— Records supplied —
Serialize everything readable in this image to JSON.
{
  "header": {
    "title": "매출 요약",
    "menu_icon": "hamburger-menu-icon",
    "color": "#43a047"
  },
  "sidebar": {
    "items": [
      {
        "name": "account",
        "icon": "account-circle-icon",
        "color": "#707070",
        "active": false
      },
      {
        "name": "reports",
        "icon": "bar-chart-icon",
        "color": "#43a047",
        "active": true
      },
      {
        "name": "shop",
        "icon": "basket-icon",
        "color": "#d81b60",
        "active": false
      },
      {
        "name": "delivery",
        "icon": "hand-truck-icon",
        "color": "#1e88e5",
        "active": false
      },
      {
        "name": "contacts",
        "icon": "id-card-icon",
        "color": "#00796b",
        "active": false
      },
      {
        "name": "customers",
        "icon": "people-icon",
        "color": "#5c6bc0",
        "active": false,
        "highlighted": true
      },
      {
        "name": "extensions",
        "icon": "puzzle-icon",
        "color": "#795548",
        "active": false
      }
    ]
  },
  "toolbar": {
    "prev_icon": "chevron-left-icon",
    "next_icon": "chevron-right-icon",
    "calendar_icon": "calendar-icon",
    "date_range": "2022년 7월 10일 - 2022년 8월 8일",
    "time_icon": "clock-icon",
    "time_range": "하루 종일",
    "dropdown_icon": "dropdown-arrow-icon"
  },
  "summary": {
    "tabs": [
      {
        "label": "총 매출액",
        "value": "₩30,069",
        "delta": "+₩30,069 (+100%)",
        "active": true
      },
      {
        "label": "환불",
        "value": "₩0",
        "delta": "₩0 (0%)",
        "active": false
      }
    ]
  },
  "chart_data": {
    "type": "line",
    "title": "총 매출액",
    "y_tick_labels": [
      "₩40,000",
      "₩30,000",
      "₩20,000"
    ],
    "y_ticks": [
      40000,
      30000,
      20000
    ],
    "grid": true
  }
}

— Short problem —
Take the records above and return them exactly as written.

— Written response —
Serialize everything readable in this image to JSON.
{
  "header": {
    "title": "매출 요약",
    "menu_icon": "hamburger-menu-icon",
    "color": "#43a047"
  },
  "sidebar": {
    "items": [
      {
        "name": "account",
        "icon": "account-circle-icon",
        "color": "#707070",
        "active": false
      },
      {
        "name": "reports",
        "icon": "bar-chart-icon",
        "color": "#43a047",
        "active": true
      },
      {
        "name": "shop",
        "icon": "basket-icon",
        "color": "#d81b60",
        "active": false
      },
      {
        "name": "delivery",
        "icon": "hand-truck-icon",
        "color": "#1e88e5",
        "active": false
      },
      {
        "name": "contacts",
        "icon": "id-card-icon",
        "color": "#00796b",
        "active": false
      },
      {
        "name": "customers",
        "icon": "people-icon",
        "color": "#5c6bc0",
        "active": false,
        "highlighted": true
      },
      {
        "name": "extensions",
        "icon": "puzzle-icon",
        "color": "#795548",
        "active": false
      }
    ]
  },
  "toolbar": {
    "prev_icon": "chevron-left-icon",
    "next_icon": "chevron-right-icon",
    "calendar_icon": "calendar-icon",
    "date_range": "2022년 7월 10일 - 2022년 8월 8일",
    "time_icon": "clock-icon",
    "time_range": "하루 종일",
    "dropdown_icon": "dropdown-arrow-icon"
  },
  "summary": {
    "tabs": [
      {
        "label": "총 매출액",
        "value": "₩30,069",
        "delta": "+₩30,069 (+100%)",
        "active": true
      },
      {
        "label": "환불",
        "value": "₩0",
        "delta": "₩0 (0%)",
        "active": false
      }
    ]
  },
  "chart_data": {
    "type": "line",
    "title": "총 매출액",
    "y_tick_labels": [
      "₩40,000",
      "₩30,000",
      "₩20,000"
    ],
    "y_ticks": [
      40000,
      30000,
      20000
    ],
    "grid": true
  }
}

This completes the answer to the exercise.